What the exercise asks: Write out the records below once more, exactly as they stand.

[Saved entries]
## Begin
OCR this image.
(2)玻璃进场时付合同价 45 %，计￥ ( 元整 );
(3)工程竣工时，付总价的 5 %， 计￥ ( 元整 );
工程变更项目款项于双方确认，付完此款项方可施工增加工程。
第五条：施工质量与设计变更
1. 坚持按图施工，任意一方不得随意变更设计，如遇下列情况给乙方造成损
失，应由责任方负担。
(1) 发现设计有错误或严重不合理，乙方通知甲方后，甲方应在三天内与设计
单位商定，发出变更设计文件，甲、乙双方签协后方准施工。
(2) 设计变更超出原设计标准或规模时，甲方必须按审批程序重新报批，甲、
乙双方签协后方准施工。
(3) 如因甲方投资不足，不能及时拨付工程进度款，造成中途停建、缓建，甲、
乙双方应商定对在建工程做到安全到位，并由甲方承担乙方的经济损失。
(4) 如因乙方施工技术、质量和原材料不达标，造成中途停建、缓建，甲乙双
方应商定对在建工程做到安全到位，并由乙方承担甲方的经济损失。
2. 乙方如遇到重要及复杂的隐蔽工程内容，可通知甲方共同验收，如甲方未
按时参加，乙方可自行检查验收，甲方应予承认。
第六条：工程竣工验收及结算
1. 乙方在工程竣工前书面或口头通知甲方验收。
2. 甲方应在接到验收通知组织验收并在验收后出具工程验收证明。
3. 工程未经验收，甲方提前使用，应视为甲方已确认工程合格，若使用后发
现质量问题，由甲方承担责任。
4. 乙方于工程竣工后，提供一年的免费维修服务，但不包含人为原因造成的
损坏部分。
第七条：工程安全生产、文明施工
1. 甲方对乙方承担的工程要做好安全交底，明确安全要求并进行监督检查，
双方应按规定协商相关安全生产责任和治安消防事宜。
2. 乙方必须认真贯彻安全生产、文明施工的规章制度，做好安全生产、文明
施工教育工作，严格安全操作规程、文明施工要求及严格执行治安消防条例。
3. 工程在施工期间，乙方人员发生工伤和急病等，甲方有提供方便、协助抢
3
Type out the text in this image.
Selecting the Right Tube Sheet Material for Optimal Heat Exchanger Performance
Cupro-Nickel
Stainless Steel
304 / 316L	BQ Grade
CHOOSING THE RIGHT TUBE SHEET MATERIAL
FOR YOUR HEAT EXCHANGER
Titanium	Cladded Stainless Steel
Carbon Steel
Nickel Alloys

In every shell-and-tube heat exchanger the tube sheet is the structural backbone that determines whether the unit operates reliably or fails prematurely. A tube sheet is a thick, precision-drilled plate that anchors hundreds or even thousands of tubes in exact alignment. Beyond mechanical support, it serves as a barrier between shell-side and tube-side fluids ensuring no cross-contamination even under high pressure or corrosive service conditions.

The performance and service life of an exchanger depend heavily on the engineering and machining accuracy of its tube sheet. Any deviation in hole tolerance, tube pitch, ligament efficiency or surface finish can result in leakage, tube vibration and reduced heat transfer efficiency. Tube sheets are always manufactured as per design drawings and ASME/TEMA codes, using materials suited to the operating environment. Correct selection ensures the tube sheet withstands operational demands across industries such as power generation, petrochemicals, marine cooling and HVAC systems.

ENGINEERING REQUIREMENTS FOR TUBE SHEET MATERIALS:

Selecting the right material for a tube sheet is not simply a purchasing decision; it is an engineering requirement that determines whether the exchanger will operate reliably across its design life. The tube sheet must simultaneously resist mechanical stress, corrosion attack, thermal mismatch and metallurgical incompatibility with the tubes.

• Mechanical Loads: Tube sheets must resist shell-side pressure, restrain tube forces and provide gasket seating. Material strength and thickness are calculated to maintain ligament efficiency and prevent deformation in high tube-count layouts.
## End
Result of this exercise:
OCR this image.
(2)玻璃进场时付合同价 45 %，计￥ ( 元整 );
(3)工程竣工时，付总价的 5 %， 计￥ ( 元整 );
工程变更项目款项于双方确认，付完此款项方可施工增加工程。
第五条：施工质量与设计变更
1. 坚持按图施工，任意一方不得随意变更设计，如遇下列情况给乙方造成损
失，应由责任方负担。
(1) 发现设计有错误或严重不合理，乙方通知甲方后，甲方应在三天内与设计
单位商定，发出变更设计文件，甲、乙双方签协后方准施工。
(2) 设计变更超出原设计标准或规模时，甲方必须按审批程序重新报批，甲、
乙双方签协后方准施工。
(3) 如因甲方投资不足，不能及时拨付工程进度款，造成中途停建、缓建，甲、
乙双方应商定对在建工程做到安全到位，并由甲方承担乙方的经济损失。
(4) 如因乙方施工技术、质量和原材料不达标，造成中途停建、缓建，甲乙双
方应商定对在建工程做到安全到位，并由乙方承担甲方的经济损失。
2. 乙方如遇到重要及复杂的隐蔽工程内容，可通知甲方共同验收，如甲方未
按时参加，乙方可自行检查验收，甲方应予承认。
第六条：工程竣工验收及结算
1. 乙方在工程竣工前书面或口头通知甲方验收。
2. 甲方应在接到验收通知组织验收并在验收后出具工程验收证明。
3. 工程未经验收，甲方提前使用，应视为甲方已确认工程合格，若使用后发
现质量问题，由甲方承担责任。
4. 乙方于工程竣工后，提供一年的免费维修服务，但不包含人为原因造成的
损坏部分。
第七条：工程安全生产、文明施工
1. 甲方对乙方承担的工程要做好安全交底，明确安全要求并进行监督检查，
双方应按规定协商相关安全生产责任和治安消防事宜。
2. 乙方必须认真贯彻安全生产、文明施工的规章制度，做好安全生产、文明
施工教育工作，严格安全操作规程、文明施工要求及严格执行治安消防条例。
3. 工程在施工期间，乙方人员发生工伤和急病等，甲方有提供方便、协助抢
3
Type out the text in this image.
Selecting the Right Tube Sheet Material for Optimal Heat Exchanger Performance
Cupro-Nickel
Stainless Steel
304 / 316L	BQ Grade
CHOOSING THE RIGHT TUBE SHEET MATERIAL
FOR YOUR HEAT EXCHANGER
Titanium	Cladded Stainless Steel
Carbon Steel
Nickel Alloys

In every shell-and-tube heat exchanger the tube sheet is the structural backbone that determines whether the unit operates reliably or fails prematurely. A tube sheet is a thick, precision-drilled plate that anchors hundreds or even thousands of tubes in exact alignment. Beyond mechanical support, it serves as a barrier between shell-side and tube-side fluids ensuring no cross-contamination even under high pressure or corrosive service conditions.

The performance and service life of an exchanger depend heavily on the engineering and machining accuracy of its tube sheet. Any deviation in hole tolerance, tube pitch, ligament efficiency or surface finish can result in leakage, tube vibration and reduced heat transfer efficiency. Tube sheets are always manufactured as per design drawings and ASME/TEMA codes, using materials suited to the operating environment. Correct selection ensures the tube sheet withstands operational demands across industries such as power generation, petrochemicals, marine cooling and HVAC systems.

ENGINEERING REQUIREMENTS FOR TUBE SHEET MATERIALS:

Selecting the right material for a tube sheet is not simply a purchasing decision; it is an engineering requirement that determines whether the exchanger will operate reliably across its design life. The tube sheet must simultaneously resist mechanical stress, corrosion attack, thermal mismatch and metallurgical incompatibility with the tubes.

• Mechanical Loads: Tube sheets must resist shell-side pressure, restrain tube forces and provide gasket seating. Material strength and thickness are calculated to maintain ligament efficiency and prevent deformation in high tube-count layouts.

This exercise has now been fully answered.